Нынче последний день русской масленицы, из всех русских окон — блинный дух. У нас два раза были блины, Аля сама ставила и пекла. Мур в один присест съедает 8 больших. Его здесь зовут «маленький великан», а франц портниха: «le petit phénomène»[190].
— Был у нас доклад М Л о молодой зарубежной литературе. «Молодой зарубежной литературы нет, есть молодые зарубежные писатели». Прав, конечно. Потом разбор, справедливый, посему — безжалостный. (Вспомните основу суда: не милосердие, а справедливость). Из пражан определенно выделил Лебедева и Эйснера, с чем согласна. Из парижан — Поплавского. Даровитый поэт, но путаный (беспутный) человек. Мысли М Л часто остры, форма обща, все время переводит на настоящие слова. Те мысли — не теми словами.

* [Записи из набора данных]
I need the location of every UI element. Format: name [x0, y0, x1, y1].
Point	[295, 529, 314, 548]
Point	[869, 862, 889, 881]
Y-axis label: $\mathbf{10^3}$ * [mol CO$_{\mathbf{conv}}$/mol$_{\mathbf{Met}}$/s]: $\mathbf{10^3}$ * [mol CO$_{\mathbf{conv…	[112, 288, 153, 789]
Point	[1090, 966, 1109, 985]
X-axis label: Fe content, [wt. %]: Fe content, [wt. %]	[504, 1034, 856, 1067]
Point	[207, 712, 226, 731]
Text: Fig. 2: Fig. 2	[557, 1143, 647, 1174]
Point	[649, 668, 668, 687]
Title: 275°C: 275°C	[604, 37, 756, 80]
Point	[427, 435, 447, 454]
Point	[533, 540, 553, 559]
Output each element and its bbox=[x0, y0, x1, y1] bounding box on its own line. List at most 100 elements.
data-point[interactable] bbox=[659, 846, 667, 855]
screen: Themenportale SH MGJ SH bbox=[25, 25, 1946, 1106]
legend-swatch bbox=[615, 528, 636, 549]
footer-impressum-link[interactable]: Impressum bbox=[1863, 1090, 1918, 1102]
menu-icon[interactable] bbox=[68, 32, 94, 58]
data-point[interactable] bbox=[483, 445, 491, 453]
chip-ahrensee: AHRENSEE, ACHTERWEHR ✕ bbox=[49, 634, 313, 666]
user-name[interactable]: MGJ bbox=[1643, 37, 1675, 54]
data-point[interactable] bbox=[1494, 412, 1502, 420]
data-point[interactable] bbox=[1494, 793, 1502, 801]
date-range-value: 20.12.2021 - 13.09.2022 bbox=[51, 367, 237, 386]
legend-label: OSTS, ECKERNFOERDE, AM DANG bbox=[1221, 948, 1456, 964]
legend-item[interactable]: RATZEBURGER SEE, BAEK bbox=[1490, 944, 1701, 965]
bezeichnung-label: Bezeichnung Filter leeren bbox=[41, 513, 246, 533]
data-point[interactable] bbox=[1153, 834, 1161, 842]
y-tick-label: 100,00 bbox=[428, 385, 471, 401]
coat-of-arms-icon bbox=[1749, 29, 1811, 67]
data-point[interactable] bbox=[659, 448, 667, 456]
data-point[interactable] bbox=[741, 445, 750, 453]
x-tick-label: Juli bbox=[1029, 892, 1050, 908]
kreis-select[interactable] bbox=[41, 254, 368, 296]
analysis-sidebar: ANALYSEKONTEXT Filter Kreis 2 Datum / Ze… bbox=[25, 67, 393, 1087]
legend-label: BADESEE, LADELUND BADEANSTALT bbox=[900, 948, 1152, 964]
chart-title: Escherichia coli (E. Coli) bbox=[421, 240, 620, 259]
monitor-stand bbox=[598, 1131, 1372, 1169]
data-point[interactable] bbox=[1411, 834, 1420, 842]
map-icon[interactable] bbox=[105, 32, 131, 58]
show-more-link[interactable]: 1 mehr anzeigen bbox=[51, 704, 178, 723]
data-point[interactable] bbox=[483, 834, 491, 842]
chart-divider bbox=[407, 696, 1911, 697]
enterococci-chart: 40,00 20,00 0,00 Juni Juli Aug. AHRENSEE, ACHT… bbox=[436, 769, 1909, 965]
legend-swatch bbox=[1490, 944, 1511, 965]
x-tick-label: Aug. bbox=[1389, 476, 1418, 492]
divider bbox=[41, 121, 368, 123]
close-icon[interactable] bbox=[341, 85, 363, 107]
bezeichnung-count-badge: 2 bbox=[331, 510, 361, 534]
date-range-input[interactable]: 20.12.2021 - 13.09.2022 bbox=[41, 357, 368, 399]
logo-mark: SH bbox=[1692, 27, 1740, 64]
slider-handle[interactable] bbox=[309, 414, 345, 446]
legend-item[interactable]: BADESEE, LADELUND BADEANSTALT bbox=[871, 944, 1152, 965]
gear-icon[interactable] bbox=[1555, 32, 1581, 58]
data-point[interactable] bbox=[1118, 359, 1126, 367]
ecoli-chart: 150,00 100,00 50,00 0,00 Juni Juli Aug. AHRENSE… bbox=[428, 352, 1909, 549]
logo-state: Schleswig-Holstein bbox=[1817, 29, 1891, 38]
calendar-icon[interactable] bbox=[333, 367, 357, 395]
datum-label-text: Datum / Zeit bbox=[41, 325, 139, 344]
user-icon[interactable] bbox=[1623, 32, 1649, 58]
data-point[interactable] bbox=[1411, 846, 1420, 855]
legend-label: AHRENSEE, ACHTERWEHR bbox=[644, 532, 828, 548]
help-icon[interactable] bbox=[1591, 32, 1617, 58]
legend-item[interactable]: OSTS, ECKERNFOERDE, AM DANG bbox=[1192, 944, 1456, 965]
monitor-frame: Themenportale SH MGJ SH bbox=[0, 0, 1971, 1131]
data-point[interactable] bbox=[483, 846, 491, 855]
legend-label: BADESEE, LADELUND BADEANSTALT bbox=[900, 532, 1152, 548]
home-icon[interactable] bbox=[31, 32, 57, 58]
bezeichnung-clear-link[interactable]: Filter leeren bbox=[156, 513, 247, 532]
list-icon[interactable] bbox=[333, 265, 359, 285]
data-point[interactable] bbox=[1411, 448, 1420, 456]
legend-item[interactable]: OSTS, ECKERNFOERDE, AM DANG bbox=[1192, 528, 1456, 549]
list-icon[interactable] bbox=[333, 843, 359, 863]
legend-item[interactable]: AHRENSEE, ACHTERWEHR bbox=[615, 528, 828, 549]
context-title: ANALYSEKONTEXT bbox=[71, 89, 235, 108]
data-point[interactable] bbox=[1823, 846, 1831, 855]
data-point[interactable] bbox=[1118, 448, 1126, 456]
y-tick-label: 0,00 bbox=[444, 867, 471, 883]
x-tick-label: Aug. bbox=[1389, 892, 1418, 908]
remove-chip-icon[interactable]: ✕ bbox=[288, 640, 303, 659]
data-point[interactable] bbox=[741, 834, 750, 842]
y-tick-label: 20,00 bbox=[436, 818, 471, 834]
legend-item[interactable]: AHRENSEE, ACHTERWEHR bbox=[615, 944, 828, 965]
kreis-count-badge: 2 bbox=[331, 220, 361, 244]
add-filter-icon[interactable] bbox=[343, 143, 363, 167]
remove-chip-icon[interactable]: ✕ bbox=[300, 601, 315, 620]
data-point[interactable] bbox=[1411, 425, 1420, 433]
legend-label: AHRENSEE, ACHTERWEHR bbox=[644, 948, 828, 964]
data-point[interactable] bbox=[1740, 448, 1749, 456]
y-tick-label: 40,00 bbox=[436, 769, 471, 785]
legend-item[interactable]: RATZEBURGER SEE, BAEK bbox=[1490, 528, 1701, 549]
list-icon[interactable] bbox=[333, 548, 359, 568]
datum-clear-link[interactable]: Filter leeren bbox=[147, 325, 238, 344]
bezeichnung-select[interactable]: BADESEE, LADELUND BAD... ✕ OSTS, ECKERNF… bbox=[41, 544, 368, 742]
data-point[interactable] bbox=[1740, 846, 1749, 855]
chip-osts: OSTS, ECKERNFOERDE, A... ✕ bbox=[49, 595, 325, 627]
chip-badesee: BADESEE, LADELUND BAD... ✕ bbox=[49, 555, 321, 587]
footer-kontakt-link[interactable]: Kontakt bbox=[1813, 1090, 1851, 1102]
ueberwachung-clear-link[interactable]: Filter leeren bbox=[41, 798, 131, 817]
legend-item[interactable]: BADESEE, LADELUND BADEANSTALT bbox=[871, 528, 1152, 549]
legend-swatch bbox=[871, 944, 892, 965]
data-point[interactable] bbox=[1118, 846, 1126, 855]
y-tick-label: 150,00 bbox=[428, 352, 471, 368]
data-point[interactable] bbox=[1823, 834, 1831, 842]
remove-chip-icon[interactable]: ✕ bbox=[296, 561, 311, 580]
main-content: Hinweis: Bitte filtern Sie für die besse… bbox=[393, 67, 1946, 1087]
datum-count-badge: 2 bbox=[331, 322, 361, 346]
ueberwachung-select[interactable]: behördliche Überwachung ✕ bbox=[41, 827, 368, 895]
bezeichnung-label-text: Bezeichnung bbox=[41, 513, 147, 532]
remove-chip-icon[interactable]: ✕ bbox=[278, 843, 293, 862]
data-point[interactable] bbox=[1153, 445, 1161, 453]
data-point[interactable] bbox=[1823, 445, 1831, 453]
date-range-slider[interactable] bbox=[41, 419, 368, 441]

* [Суть задания] Перепишите дословно фрагмент исходного отрывка, начиная со слов «Нынче последний день» и заканчивая словами «не теми словами.».

* [Письменное решение]
Нынче последний день русской масленицы, из всех русских окон — блинный дух. У нас два раза были блины, Аля сама ставила и пекла. Мур в один присест съедает 8 больших. Его здесь зовут «маленький великан», а франц портниха: «le petit phénomène»[190].
— Был у нас доклад М Л о молодой зарубежной литературе. «Молодой зарубежной литературы нет, есть молодые зарубежные писатели». Прав, конечно. Потом разбор, справедливый, посему — безжалостный. (Вспомните основу суда: не милосердие, а справедливость). Из пражан определенно выделил Лебедева и Эйснера, с чем согласна. Из парижан — Поплавского. Даровитый поэт, но путаный (беспутный) человек. Мысли М Л часто остры, форма обща, все время переводит на настоящие слова. Те мысли — не теми словами.